Stored items:
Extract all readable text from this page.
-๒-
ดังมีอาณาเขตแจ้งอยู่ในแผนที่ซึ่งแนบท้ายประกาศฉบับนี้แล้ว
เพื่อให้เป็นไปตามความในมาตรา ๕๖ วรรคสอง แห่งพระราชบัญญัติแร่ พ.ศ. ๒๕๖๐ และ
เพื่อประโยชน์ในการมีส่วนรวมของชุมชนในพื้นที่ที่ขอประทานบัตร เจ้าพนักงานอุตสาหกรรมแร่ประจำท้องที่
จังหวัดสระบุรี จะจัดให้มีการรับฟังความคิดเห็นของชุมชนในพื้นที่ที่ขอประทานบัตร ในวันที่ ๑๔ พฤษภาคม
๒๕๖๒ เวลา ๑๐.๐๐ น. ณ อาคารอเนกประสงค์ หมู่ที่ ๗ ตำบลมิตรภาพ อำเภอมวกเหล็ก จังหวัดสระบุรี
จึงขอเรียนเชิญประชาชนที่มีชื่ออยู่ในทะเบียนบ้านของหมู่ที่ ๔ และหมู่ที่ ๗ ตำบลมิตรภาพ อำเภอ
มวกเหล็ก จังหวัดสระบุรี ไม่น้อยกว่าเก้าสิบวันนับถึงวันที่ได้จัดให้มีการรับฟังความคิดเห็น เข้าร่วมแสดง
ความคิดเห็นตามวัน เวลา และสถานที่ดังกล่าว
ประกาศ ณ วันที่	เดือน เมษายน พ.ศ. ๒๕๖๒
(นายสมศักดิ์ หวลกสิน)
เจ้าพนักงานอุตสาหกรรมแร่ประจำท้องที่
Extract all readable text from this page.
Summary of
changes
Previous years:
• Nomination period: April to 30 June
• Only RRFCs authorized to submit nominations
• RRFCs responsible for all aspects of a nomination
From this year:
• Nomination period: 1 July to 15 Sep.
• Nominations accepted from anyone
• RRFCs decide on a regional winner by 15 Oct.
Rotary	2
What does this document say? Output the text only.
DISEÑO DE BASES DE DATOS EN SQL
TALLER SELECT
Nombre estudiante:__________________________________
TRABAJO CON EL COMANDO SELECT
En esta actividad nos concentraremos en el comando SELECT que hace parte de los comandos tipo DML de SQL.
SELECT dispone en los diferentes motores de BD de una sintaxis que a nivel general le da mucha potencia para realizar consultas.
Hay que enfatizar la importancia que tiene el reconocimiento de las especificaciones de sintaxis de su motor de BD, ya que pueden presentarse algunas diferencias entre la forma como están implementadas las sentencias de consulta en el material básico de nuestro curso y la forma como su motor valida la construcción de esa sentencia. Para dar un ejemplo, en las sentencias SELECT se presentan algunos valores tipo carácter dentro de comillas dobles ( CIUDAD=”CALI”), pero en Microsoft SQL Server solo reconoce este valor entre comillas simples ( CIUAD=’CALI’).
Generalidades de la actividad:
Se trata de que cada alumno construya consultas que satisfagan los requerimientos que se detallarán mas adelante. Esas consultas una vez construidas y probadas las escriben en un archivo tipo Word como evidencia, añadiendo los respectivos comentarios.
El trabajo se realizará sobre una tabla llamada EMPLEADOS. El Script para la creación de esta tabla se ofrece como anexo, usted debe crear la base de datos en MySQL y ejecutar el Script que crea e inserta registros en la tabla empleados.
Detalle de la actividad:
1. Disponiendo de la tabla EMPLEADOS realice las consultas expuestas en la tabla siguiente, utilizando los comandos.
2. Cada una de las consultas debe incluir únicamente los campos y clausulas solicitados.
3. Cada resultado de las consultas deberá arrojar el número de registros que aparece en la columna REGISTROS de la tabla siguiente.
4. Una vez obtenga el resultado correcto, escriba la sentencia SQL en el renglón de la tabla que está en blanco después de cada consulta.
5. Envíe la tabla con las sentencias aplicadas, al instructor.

### Request
Sift the material for lines with the string "กงานอ". Copy each one found.

### The result
เพื่อประโยชน์ในการมีส่วนรวมของชุมชนในพื้นที่ที่ขอประทานบัตร เจ้าพนักงานอุตสาหกรรมแร่ประจำท้องที่
เจ้าพนักงานอุตสาหกรรมแร่ประจำท้องที่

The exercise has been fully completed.